Gather every line in the records below that contains the word "black".

++++ DATA LINES ++++

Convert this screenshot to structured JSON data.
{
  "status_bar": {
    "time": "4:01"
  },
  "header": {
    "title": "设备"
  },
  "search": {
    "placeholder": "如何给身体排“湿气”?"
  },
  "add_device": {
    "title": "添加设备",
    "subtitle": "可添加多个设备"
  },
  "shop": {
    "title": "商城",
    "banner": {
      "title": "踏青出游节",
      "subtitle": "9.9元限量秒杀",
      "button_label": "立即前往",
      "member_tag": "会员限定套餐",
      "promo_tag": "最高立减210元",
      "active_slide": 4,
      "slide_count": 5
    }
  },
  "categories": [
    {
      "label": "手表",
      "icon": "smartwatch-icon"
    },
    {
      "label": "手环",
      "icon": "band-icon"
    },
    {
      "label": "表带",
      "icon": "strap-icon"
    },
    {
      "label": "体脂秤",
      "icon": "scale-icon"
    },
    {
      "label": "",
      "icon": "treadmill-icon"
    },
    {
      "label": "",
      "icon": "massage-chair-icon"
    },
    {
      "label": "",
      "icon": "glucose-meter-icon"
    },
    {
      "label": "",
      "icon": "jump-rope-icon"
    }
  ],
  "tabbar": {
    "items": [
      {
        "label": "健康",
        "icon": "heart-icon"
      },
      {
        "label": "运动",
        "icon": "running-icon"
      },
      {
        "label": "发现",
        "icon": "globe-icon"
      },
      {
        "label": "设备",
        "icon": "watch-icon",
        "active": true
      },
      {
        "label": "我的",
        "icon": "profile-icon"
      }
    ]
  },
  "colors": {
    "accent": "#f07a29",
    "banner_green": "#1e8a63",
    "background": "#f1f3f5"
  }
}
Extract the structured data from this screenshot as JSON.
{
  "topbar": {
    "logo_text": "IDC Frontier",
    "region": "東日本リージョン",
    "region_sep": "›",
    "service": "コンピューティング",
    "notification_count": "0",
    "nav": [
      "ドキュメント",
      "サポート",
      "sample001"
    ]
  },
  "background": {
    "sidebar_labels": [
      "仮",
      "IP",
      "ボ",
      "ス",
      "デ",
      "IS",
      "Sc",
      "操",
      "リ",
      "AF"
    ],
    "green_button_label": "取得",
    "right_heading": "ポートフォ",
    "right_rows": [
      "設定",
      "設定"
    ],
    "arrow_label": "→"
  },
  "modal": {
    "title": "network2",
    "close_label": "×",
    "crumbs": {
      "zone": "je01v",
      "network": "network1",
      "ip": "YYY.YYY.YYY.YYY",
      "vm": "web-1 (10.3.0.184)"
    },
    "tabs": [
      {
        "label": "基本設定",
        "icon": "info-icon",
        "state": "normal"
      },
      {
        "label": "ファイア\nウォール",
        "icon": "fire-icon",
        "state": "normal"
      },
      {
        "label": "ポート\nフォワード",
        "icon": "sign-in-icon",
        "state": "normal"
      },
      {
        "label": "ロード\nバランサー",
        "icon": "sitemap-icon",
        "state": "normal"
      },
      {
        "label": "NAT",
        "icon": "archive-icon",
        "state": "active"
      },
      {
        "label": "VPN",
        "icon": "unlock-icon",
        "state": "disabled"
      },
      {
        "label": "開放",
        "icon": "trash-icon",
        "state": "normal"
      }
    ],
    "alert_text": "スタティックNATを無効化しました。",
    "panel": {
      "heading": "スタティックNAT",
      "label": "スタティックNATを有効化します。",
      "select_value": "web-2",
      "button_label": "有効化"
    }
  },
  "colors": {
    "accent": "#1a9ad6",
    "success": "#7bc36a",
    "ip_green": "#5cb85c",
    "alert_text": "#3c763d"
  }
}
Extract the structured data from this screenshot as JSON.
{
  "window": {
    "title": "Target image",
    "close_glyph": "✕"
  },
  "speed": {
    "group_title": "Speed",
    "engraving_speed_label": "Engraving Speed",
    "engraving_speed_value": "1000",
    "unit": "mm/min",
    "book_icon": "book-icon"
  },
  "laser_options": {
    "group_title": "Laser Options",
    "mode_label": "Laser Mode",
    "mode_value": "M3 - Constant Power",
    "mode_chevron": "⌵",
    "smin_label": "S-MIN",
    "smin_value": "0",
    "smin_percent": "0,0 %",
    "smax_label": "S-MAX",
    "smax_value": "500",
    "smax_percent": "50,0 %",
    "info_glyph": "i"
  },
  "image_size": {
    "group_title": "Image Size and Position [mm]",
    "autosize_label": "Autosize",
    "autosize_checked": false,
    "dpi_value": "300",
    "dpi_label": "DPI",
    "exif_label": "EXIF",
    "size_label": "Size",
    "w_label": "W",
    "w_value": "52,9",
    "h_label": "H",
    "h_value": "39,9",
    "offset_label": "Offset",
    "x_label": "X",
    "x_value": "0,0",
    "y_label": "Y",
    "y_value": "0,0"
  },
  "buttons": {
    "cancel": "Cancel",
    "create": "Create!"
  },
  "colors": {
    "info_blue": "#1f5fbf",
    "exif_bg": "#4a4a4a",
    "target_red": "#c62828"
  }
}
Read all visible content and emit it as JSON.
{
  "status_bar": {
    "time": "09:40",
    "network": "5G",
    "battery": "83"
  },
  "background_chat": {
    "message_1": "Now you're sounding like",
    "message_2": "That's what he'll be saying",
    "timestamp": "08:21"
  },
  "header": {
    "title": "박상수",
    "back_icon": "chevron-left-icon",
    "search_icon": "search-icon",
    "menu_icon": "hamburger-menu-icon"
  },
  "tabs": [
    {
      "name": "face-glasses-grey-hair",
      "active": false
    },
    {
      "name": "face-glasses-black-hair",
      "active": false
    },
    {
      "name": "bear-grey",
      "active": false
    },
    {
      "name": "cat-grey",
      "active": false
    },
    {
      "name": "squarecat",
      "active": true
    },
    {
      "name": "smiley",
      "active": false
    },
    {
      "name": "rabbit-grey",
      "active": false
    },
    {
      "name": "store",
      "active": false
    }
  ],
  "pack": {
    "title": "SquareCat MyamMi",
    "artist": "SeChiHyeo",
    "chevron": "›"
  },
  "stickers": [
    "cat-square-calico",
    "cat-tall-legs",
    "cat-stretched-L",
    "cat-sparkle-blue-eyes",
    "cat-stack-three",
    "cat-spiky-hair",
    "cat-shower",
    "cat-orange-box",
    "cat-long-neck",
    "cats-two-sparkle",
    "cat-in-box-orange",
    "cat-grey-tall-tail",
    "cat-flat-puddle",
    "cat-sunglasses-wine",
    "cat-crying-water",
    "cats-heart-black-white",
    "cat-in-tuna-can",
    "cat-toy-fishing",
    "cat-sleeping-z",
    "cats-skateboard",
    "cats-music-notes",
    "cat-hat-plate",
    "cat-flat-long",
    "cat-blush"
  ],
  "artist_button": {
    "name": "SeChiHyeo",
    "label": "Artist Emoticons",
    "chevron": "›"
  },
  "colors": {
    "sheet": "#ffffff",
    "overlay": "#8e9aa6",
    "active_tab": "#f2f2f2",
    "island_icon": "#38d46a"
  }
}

++++

**RESULT FOR THIS EXERCISE:**
      "name": "face-glasses-black-hair",
    "cats-heart-black-white",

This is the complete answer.